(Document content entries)
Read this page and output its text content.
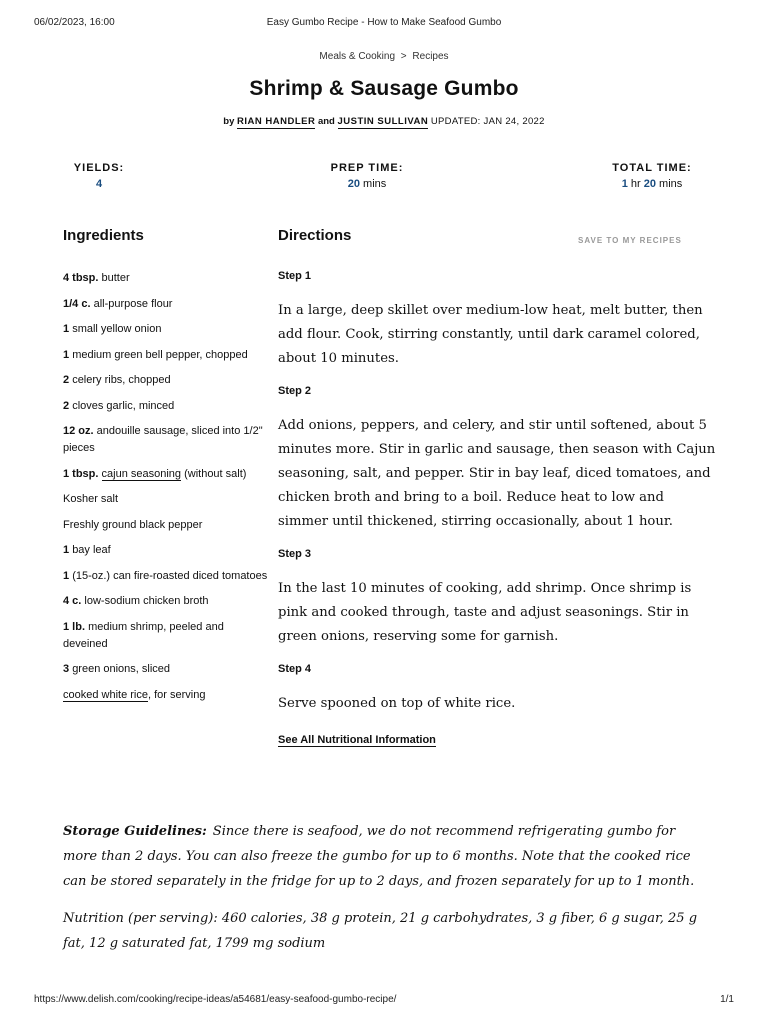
06/02/2023, 16:00	Easy Gumbo Recipe - How to Make Seafood Gumbo
Meals & Cooking > Recipes
Shrimp & Sausage Gumbo
by RIAN HANDLER and JUSTIN SULLIVAN UPDATED: JAN 24, 2022
YIELDS:
4
PREP TIME:
20 mins
TOTAL TIME:
1 hr 20 mins
Ingredients	Directions	SAVE TO MY RECIPES
4 tbsp. butter
1/4 c. all-purpose flour
1 small yellow onion
1 medium green bell pepper, chopped
2 celery ribs, chopped
2 cloves garlic, minced
12 oz. andouille sausage, sliced into 1/2" pieces
1 tbsp. cajun seasoning (without salt)
Kosher salt
Freshly ground black pepper
1 bay leaf
1 (15-oz.) can fire-roasted diced tomatoes
4 c. low-sodium chicken broth
1 lb. medium shrimp, peeled and deveined
3 green onions, sliced
cooked white rice, for serving
Step 1

In a large, deep skillet over medium-low heat, melt butter, then add flour. Cook, stirring constantly, until dark caramel colored, about 10 minutes.

Step 2

Add onions, peppers, and celery, and stir until softened, about 5 minutes more. Stir in garlic and sausage, then season with Cajun seasoning, salt, and pepper. Stir in bay leaf, diced tomatoes, and chicken broth and bring to a boil. Reduce heat to low and simmer until thickened, stirring occasionally, about 1 hour.

Step 3

In the last 10 minutes of cooking, add shrimp. Once shrimp is pink and cooked through, taste and adjust seasonings. Stir in green onions, reserving some for garnish.

Step 4

Serve spooned on top of white rice.

See All Nutritional Information
Storage Guidelines: Since there is seafood, we do not recommend refrigerating gumbo for more than 2 days. You can also freeze the gumbo for up to 6 months. Note that the cooked rice can be stored separately in the fridge for up to 2 days, and frozen separately for up to 1 month.
Nutrition (per serving): 460 calories, 38 g protein, 21 g carbohydrates, 3 g fiber, 6 g sugar, 25 g fat, 12 g saturated fat, 1799 mg sodium
https://www.delish.com/cooking/recipe-ideas/a54681/easy-seafood-gumbo-recipe/	1/1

> **Exercise brief**
For this exercise, gather every line of the data that contains the word "white".

> **Task output**
cooked white rice, for serving
Serve spooned on top of white rice.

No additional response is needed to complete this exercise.